(Short problem) Without the pictures, copy all the entries below exactly.

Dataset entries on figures
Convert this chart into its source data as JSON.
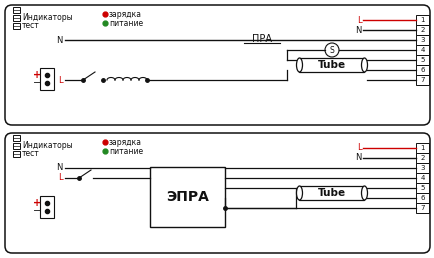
{
  "bg_color": "#ffffff",
  "red_color": "#cc0000",
  "green_color": "#228822",
  "black_color": "#111111",
  "panel1": {
    "label_indicators": "Индикаторы",
    "label_test": "тест",
    "label_charge": "зарядка",
    "label_power": "питание",
    "label_N": "N",
    "label_L": "L",
    "label_PRA": "ПРА",
    "label_Tube": "Tube",
    "label_S": "S",
    "terminals": [
      "1",
      "2",
      "3",
      "4",
      "5",
      "6",
      "7"
    ]
  },
  "panel2": {
    "label_indicators": "Индикаторы",
    "label_test": "тест",
    "label_charge": "зарядка",
    "label_power": "питание",
    "label_N": "N",
    "label_L": "L",
    "label_EPRA": "ЭПРА",
    "label_Tube": "Tube",
    "terminals": [
      "1",
      "2",
      "3",
      "4",
      "5",
      "6",
      "7"
    ]
  }
}
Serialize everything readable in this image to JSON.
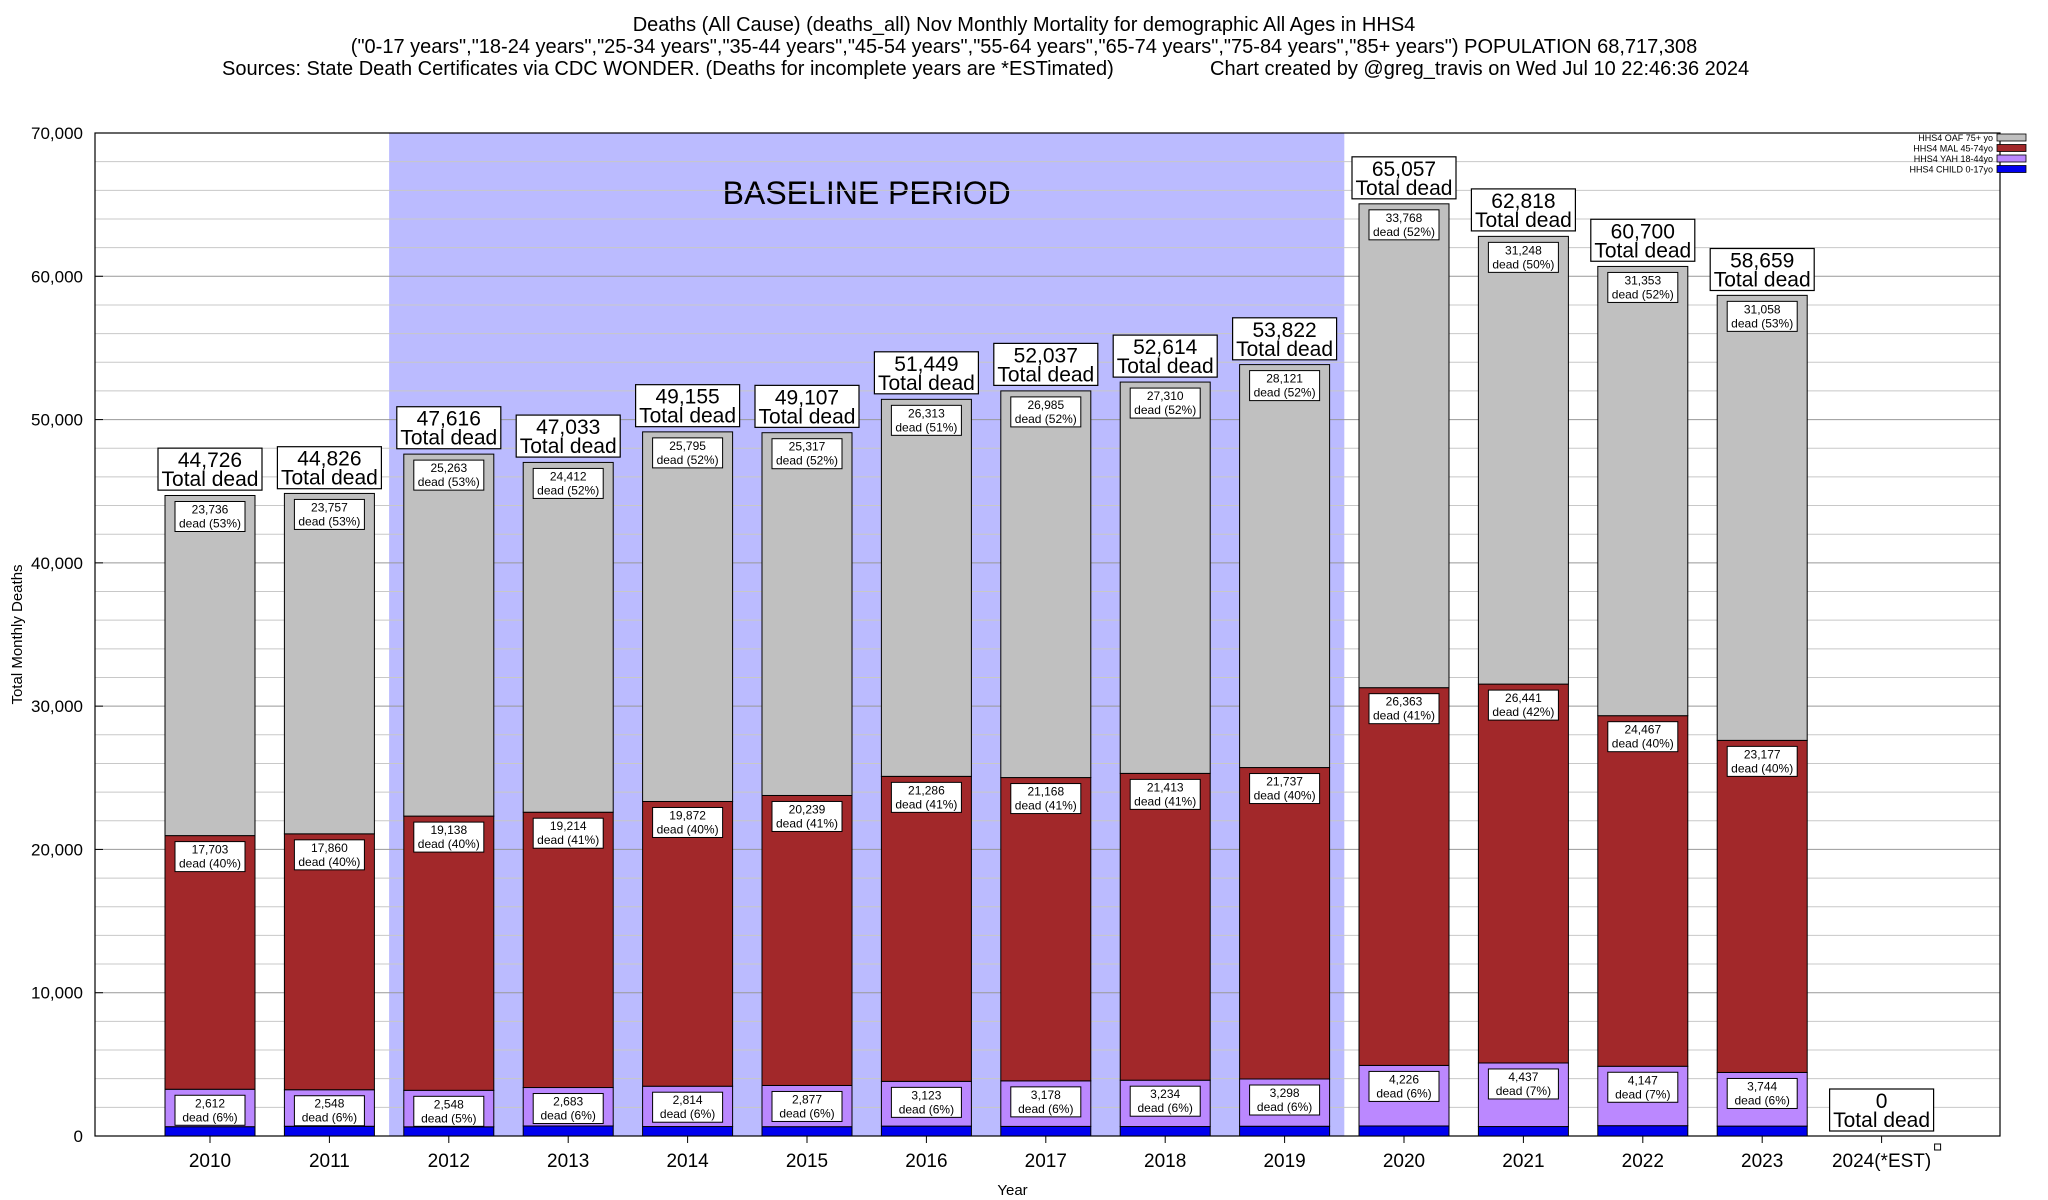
{
  "header": {
    "title": "Deaths (All Cause) (deaths_all) Nov Monthly Mortality for demographic All Ages in HHS4",
    "subtitle": "(\"0-17 years\",\"18-24 years\",\"25-34 years\",\"35-44 years\",\"45-54 years\",\"55-64 years\",\"65-74 years\",\"75-84 years\",\"85+ years\") POPULATION 68,717,308",
    "sources": "Sources: State Death Certificates via CDC WONDER. (Deaths for incomplete years are *ESTimated)",
    "credit": "Chart created by @greg_travis on Wed Jul 10 22:46:36 2024"
  },
  "chart_data": {
    "type": "bar",
    "stacked": true,
    "xlabel": "Year",
    "ylabel": "Total Monthly Deaths",
    "ylim": [
      0,
      70000
    ],
    "yticks": [
      "0",
      "10,000",
      "20,000",
      "30,000",
      "40,000",
      "50,000",
      "60,000",
      "70,000"
    ],
    "grid": true,
    "legend_position": "top-right",
    "categories": [
      "2010",
      "2011",
      "2012",
      "2013",
      "2014",
      "2015",
      "2016",
      "2017",
      "2018",
      "2019",
      "2020",
      "2021",
      "2022",
      "2023",
      "2024(*EST)"
    ],
    "series": [
      {
        "name": "HHS4 CHILD 0-17yo",
        "color": "#0000ee",
        "values": [
          650,
          680,
          640,
          700,
          660,
          650,
          690,
          670,
          660,
          680,
          700,
          660,
          720,
          690,
          0
        ]
      },
      {
        "name": "HHS4 YAH 18-44yo",
        "color": "#bb88ff",
        "values": [
          2612,
          2548,
          2548,
          2683,
          2814,
          2877,
          3123,
          3178,
          3234,
          3298,
          4226,
          4437,
          4147,
          3744,
          0
        ]
      },
      {
        "name": "HHS4 MAL 45-74yo",
        "color": "#a2282a",
        "values": [
          17703,
          17860,
          19138,
          19214,
          19872,
          20239,
          21286,
          21168,
          21413,
          21737,
          26363,
          26441,
          24467,
          23177,
          0
        ]
      },
      {
        "name": "HHS4 OAF 75+ yo",
        "color": "#c0c0c0",
        "values": [
          23736,
          23757,
          25263,
          24412,
          25795,
          25317,
          26313,
          26985,
          27310,
          28121,
          33768,
          31248,
          31353,
          31058,
          0
        ]
      }
    ],
    "totals": [
      44726,
      44826,
      47616,
      47033,
      49155,
      49107,
      51449,
      52037,
      52614,
      53822,
      65057,
      62818,
      60700,
      58659,
      0
    ],
    "total_text": [
      "44,726",
      "44,826",
      "47,616",
      "47,033",
      "49,155",
      "49,107",
      "51,449",
      "52,037",
      "52,614",
      "53,822",
      "65,057",
      "62,818",
      "60,700",
      "58,659",
      "0"
    ],
    "total_suffix": "Total dead",
    "segment_labels": {
      "HHS4 YAH 18-44yo": [
        [
          "2,612",
          "dead (6%)"
        ],
        [
          "2,548",
          "dead (6%)"
        ],
        [
          "2,548",
          "dead (5%)"
        ],
        [
          "2,683",
          "dead (6%)"
        ],
        [
          "2,814",
          "dead (6%)"
        ],
        [
          "2,877",
          "dead (6%)"
        ],
        [
          "3,123",
          "dead (6%)"
        ],
        [
          "3,178",
          "dead (6%)"
        ],
        [
          "3,234",
          "dead (6%)"
        ],
        [
          "3,298",
          "dead (6%)"
        ],
        [
          "4,226",
          "dead (6%)"
        ],
        [
          "4,437",
          "dead (7%)"
        ],
        [
          "4,147",
          "dead (7%)"
        ],
        [
          "3,744",
          "dead (6%)"
        ],
        null
      ],
      "HHS4 MAL 45-74yo": [
        [
          "17,703",
          "dead (40%)"
        ],
        [
          "17,860",
          "dead (40%)"
        ],
        [
          "19,138",
          "dead (40%)"
        ],
        [
          "19,214",
          "dead (41%)"
        ],
        [
          "19,872",
          "dead (40%)"
        ],
        [
          "20,239",
          "dead (41%)"
        ],
        [
          "21,286",
          "dead (41%)"
        ],
        [
          "21,168",
          "dead (41%)"
        ],
        [
          "21,413",
          "dead (41%)"
        ],
        [
          "21,737",
          "dead (40%)"
        ],
        [
          "26,363",
          "dead (41%)"
        ],
        [
          "26,441",
          "dead (42%)"
        ],
        [
          "24,467",
          "dead (40%)"
        ],
        [
          "23,177",
          "dead (40%)"
        ],
        null
      ],
      "HHS4 OAF 75+ yo": [
        [
          "23,736",
          "dead (53%)"
        ],
        [
          "23,757",
          "dead (53%)"
        ],
        [
          "25,263",
          "dead (53%)"
        ],
        [
          "24,412",
          "dead (52%)"
        ],
        [
          "25,795",
          "dead (52%)"
        ],
        [
          "25,317",
          "dead (52%)"
        ],
        [
          "26,313",
          "dead (51%)"
        ],
        [
          "26,985",
          "dead (52%)"
        ],
        [
          "27,310",
          "dead (52%)"
        ],
        [
          "28,121",
          "dead (52%)"
        ],
        [
          "33,768",
          "dead (52%)"
        ],
        [
          "31,248",
          "dead (50%)"
        ],
        [
          "31,353",
          "dead (52%)"
        ],
        [
          "31,058",
          "dead (53%)"
        ],
        null
      ]
    },
    "annotations": [
      {
        "text": "BASELINE PERIOD",
        "x_start": "2012",
        "x_end": "2019",
        "color": "#bbbbff"
      }
    ]
  }
}
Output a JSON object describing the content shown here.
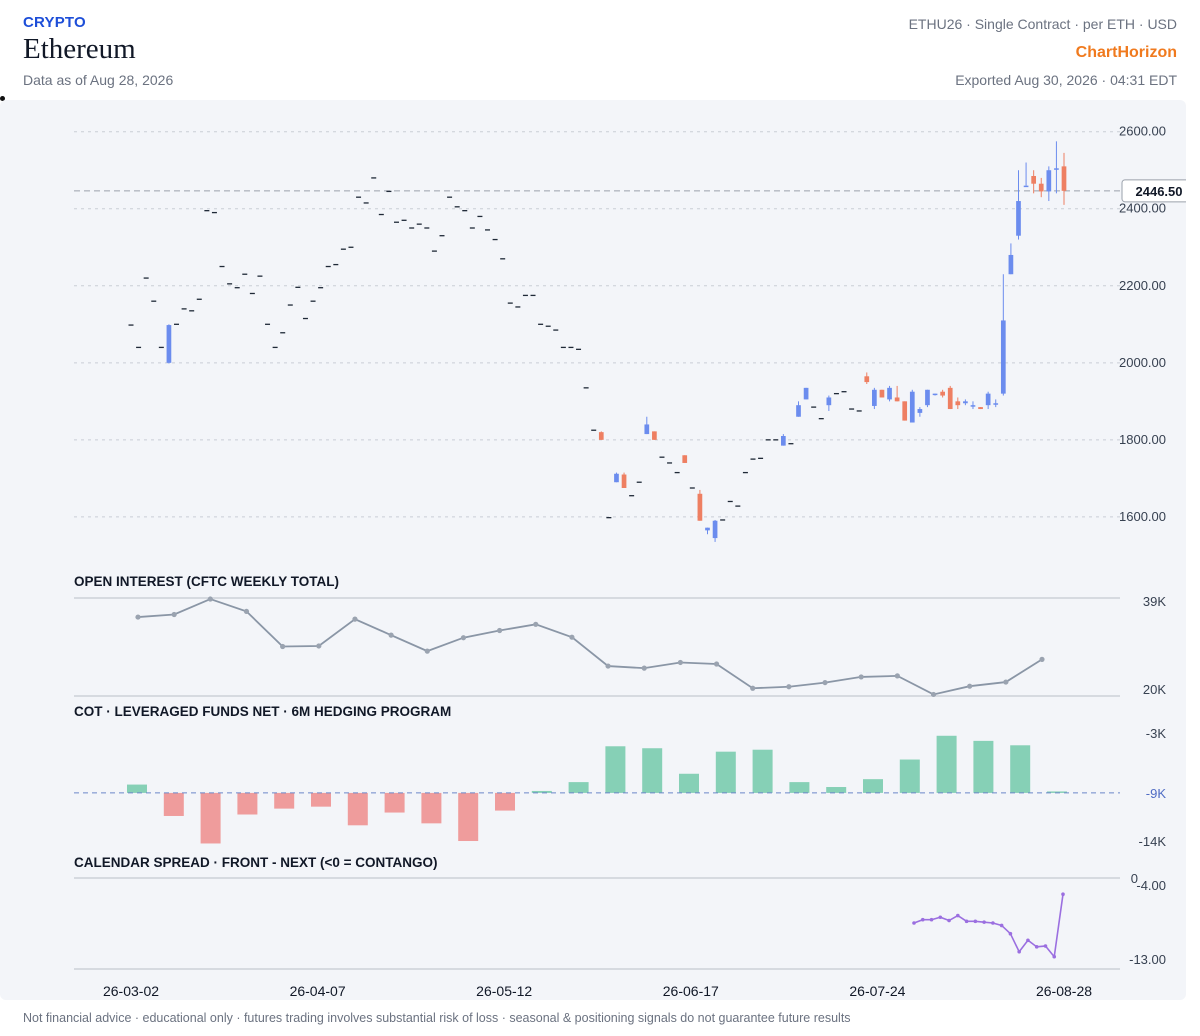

(Answer to the task)
Convert this chart into its source data as JSON.
{
  "bg_color": "#ffffff",
  "red_color": "#cc0000",
  "green_color": "#228822",
  "black_color": "#111111",
  "panel1": {
    "label_indicators": "Индикаторы",
    "label_test": "тест",
    "label_charge": "зарядка",
    "label_power": "питание",
    "label_N": "N",
    "label_L": "L",
    "label_PRA": "ПРА",
    "label_Tube": "Tube",
    "label_S": "S",
    "terminals": [
      "1",
      "2",
      "3",
      "4",
      "5",
      "6",
      "7"
    ]
  },
  "panel2": {
    "label_indicators": "Индикаторы",
    "label_test": "тест",
    "label_charge": "зарядка",
    "label_power": "питание",
    "label_N": "N",
    "label_L": "L",
    "label_EPRA": "ЭПРА",
    "label_Tube": "Tube",
    "terminals": [
      "1",
      "2",
      "3",
      "4",
      "5",
      "6",
      "7"
    ]
  }
}
Serialize everything readable in this image to JSON.
{
  "header": {
    "title": "Deaths (All Cause) (deaths_all) Nov Monthly Mortality for demographic All Ages in HHS4",
    "subtitle": "(\"0-17 years\",\"18-24 years\",\"25-34 years\",\"35-44 years\",\"45-54 years\",\"55-64 years\",\"65-74 years\",\"75-84 years\",\"85+ years\") POPULATION 68,717,308",
    "sources": "Sources: State Death Certificates via CDC WONDER. (Deaths for incomplete years are *ESTimated)",
    "credit": "Chart created by @greg_travis on Wed Jul 10 22:46:36 2024"
  },
  "chart_data": {
    "type": "bar",
    "stacked": true,
    "xlabel": "Year",
    "ylabel": "Total Monthly Deaths",
    "ylim": [
      0,
      70000
    ],
    "yticks": [
      "0",
      "10,000",
      "20,000",
      "30,000",
      "40,000",
      "50,000",
      "60,000",
      "70,000"
    ],
    "grid": true,
    "legend_position": "top-right",
    "categories": [
      "2010",
      "2011",
      "2012",
      "2013",
      "2014",
      "2015",
      "2016",
      "2017",
      "2018",
      "2019",
      "2020",
      "2021",
      "2022",
      "2023",
      "2024(*EST)"
    ],
    "series": [
      {
        "name": "HHS4 CHILD 0-17yo",
        "color": "#0000ee",
        "values": [
          650,
          680,
          640,
          700,
          660,
          650,
          690,
          670,
          660,
          680,
          700,
          660,
          720,
          690,
          0
        ]
      },
      {
        "name": "HHS4 YAH 18-44yo",
        "color": "#bb88ff",
        "values": [
          2612,
          2548,
          2548,
          2683,
          2814,
          2877,
          3123,
          3178,
          3234,
          3298,
          4226,
          4437,
          4147,
          3744,
          0
        ]
      },
      {
        "name": "HHS4 MAL 45-74yo",
        "color": "#a2282a",
        "values": [
          17703,
          17860,
          19138,
          19214,
          19872,
          20239,
          21286,
          21168,
          21413,
          21737,
          26363,
          26441,
          24467,
          23177,
          0
        ]
      },
      {
        "name": "HHS4 OAF 75+ yo",
        "color": "#c0c0c0",
        "values": [
          23736,
          23757,
          25263,
          24412,
          25795,
          25317,
          26313,
          26985,
          27310,
          28121,
          33768,
          31248,
          31353,
          31058,
          0
        ]
      }
    ],
    "totals": [
      44726,
      44826,
      47616,
      47033,
      49155,
      49107,
      51449,
      52037,
      52614,
      53822,
      65057,
      62818,
      60700,
      58659,
      0
    ],
    "total_text": [
      "44,726",
      "44,826",
      "47,616",
      "47,033",
      "49,155",
      "49,107",
      "51,449",
      "52,037",
      "52,614",
      "53,822",
      "65,057",
      "62,818",
      "60,700",
      "58,659",
      "0"
    ],
    "total_suffix": "Total dead",
    "segment_labels": {
      "HHS4 YAH 18-44yo": [
        [
          "2,612",
          "dead (6%)"
        ],
        [
          "2,548",
          "dead (6%)"
        ],
        [
          "2,548",
          "dead (5%)"
        ],
        [
          "2,683",
          "dead (6%)"
        ],
        [
          "2,814",
          "dead (6%)"
        ],
        [
          "2,877",
          "dead (6%)"
        ],
        [
          "3,123",
          "dead (6%)"
        ],
        [
          "3,178",
          "dead (6%)"
        ],
        [
          "3,234",
          "dead (6%)"
        ],
        [
          "3,298",
          "dead (6%)"
        ],
        [
          "4,226",
          "dead (6%)"
        ],
        [
          "4,437",
          "dead (7%)"
        ],
        [
          "4,147",
          "dead (7%)"
        ],
        [
          "3,744",
          "dead (6%)"
        ],
        null
      ],
      "HHS4 MAL 45-74yo": [
        [
          "17,703",
          "dead (40%)"
        ],
        [
          "17,860",
          "dead (40%)"
        ],
        [
          "19,138",
          "dead (40%)"
        ],
        [
          "19,214",
          "dead (41%)"
        ],
        [
          "19,872",
          "dead (40%)"
        ],
        [
          "20,239",
          "dead (41%)"
        ],
        [
          "21,286",
          "dead (41%)"
        ],
        [
          "21,168",
          "dead (41%)"
        ],
        [
          "21,413",
          "dead (41%)"
        ],
        [
          "21,737",
          "dead (40%)"
        ],
        [
          "26,363",
          "dead (41%)"
        ],
        [
          "26,441",
          "dead (42%)"
        ],
        [
          "24,467",
          "dead (40%)"
        ],
        [
          "23,177",
          "dead (40%)"
        ],
        null
      ],
      "HHS4 OAF 75+ yo": [
        [
          "23,736",
          "dead (53%)"
        ],
        [
          "23,757",
          "dead (53%)"
        ],
        [
          "25,263",
          "dead (53%)"
        ],
        [
          "24,412",
          "dead (52%)"
        ],
        [
          "25,795",
          "dead (52%)"
        ],
        [
          "25,317",
          "dead (52%)"
        ],
        [
          "26,313",
          "dead (51%)"
        ],
        [
          "26,985",
          "dead (52%)"
        ],
        [
          "27,310",
          "dead (52%)"
        ],
        [
          "28,121",
          "dead (52%)"
        ],
        [
          "33,768",
          "dead (52%)"
        ],
        [
          "31,248",
          "dead (50%)"
        ],
        [
          "31,353",
          "dead (52%)"
        ],
        [
          "31,058",
          "dead (53%)"
        ],
        null
      ]
    },
    "annotations": [
      {
        "text": "BASELINE PERIOD",
        "x_start": "2012",
        "x_end": "2019",
        "color": "#bbbbff"
      }
    ]
  }
}
Output a JSON object describing the content shown here.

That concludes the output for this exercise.